■ Exercise details ■
Go through the lines below. Copy those with "this".

■ Dataset rows ■
+ + + + + + +

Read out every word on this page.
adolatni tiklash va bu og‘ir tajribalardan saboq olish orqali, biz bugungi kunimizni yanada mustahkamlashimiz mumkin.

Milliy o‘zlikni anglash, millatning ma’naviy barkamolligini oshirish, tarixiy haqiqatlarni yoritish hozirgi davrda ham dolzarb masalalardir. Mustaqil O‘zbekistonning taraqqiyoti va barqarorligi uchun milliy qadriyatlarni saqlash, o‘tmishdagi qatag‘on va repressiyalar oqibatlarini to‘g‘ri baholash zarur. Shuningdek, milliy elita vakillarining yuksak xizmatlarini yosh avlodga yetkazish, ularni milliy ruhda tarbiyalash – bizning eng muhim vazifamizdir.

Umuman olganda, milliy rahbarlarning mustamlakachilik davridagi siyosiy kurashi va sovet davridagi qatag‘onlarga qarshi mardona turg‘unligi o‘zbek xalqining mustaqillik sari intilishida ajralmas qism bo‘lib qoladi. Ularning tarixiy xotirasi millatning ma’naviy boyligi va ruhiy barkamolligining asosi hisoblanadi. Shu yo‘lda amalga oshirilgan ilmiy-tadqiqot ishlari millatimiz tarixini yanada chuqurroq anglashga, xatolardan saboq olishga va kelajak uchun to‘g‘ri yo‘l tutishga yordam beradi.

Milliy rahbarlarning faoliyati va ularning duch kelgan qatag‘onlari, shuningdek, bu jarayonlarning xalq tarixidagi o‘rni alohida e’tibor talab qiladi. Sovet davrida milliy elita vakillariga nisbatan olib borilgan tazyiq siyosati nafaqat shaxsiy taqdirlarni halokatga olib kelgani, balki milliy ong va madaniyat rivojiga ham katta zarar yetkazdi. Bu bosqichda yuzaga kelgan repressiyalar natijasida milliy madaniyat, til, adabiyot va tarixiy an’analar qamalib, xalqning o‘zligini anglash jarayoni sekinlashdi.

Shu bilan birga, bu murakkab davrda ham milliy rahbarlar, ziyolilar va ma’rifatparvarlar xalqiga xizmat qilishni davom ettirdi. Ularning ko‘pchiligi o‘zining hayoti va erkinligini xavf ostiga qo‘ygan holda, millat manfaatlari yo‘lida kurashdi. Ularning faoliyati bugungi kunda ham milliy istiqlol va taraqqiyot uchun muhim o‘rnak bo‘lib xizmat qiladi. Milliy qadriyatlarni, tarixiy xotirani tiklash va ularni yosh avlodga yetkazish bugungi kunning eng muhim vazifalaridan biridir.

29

+ + + + + + +

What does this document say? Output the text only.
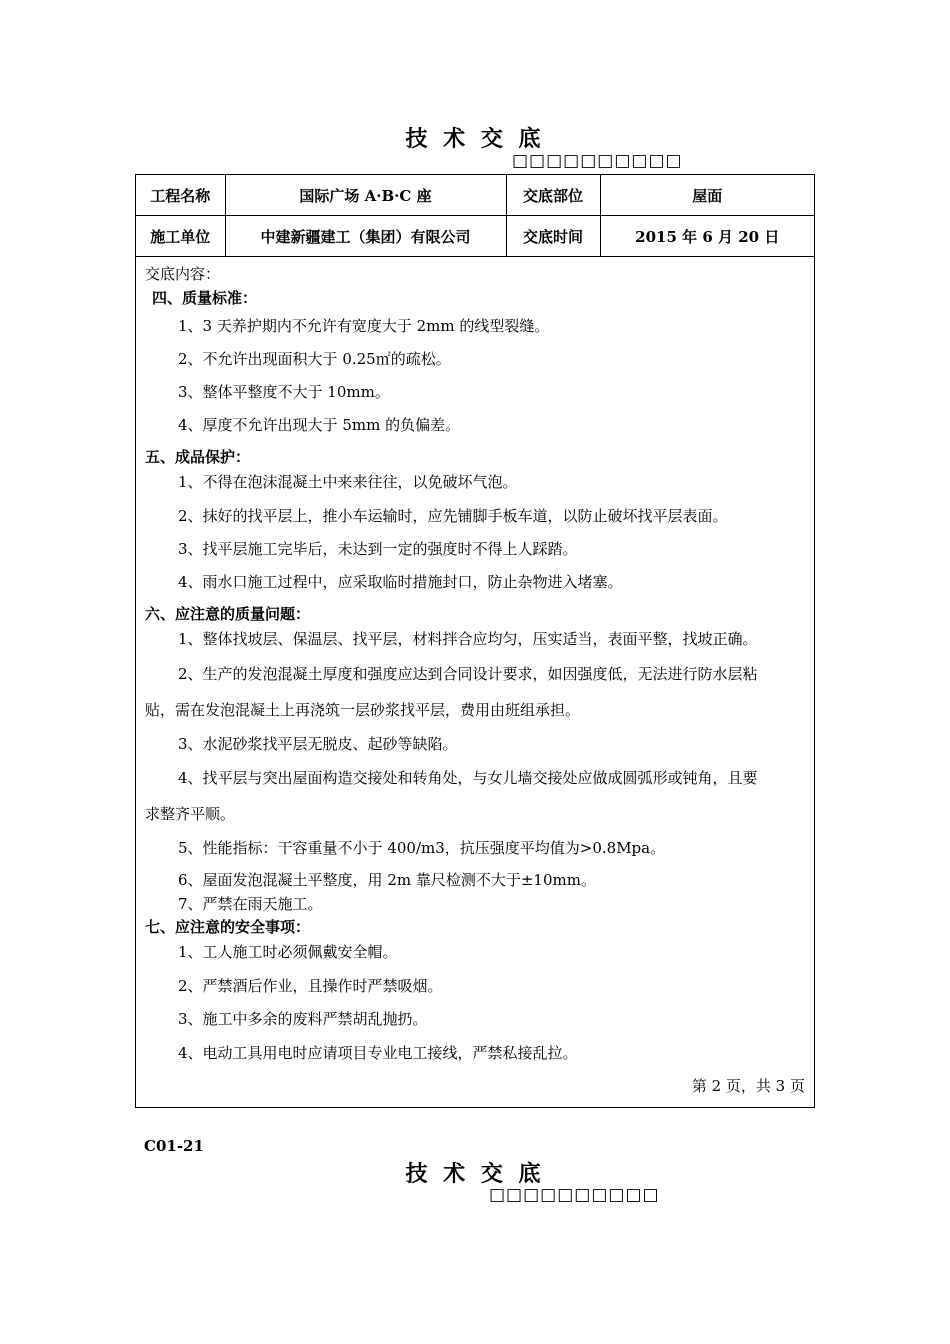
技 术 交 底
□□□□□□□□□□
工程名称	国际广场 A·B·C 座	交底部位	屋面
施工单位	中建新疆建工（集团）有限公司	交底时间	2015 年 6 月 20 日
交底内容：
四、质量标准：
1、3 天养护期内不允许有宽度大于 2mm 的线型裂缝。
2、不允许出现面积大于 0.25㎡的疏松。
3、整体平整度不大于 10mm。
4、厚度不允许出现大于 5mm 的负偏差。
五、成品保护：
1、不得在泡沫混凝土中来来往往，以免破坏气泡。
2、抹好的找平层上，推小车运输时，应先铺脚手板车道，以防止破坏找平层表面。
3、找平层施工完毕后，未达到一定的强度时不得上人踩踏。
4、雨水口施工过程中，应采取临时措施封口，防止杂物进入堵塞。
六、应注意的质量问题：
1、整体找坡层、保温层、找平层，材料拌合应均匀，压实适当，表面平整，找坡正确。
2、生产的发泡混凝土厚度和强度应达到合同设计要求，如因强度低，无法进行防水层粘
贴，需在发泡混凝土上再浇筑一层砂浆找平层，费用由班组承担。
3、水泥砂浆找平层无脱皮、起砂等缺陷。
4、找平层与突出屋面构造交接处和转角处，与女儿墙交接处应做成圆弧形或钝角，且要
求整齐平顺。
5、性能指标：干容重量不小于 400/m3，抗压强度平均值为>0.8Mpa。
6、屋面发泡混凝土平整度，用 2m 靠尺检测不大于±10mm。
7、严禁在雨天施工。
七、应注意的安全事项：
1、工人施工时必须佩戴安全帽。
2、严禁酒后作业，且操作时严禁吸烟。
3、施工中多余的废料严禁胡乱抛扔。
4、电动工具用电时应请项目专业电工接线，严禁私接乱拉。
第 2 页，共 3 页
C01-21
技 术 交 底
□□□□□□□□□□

+ + + + + + +

■ Response below ■
Read out every word on this page.
What does this document say? Output the text only.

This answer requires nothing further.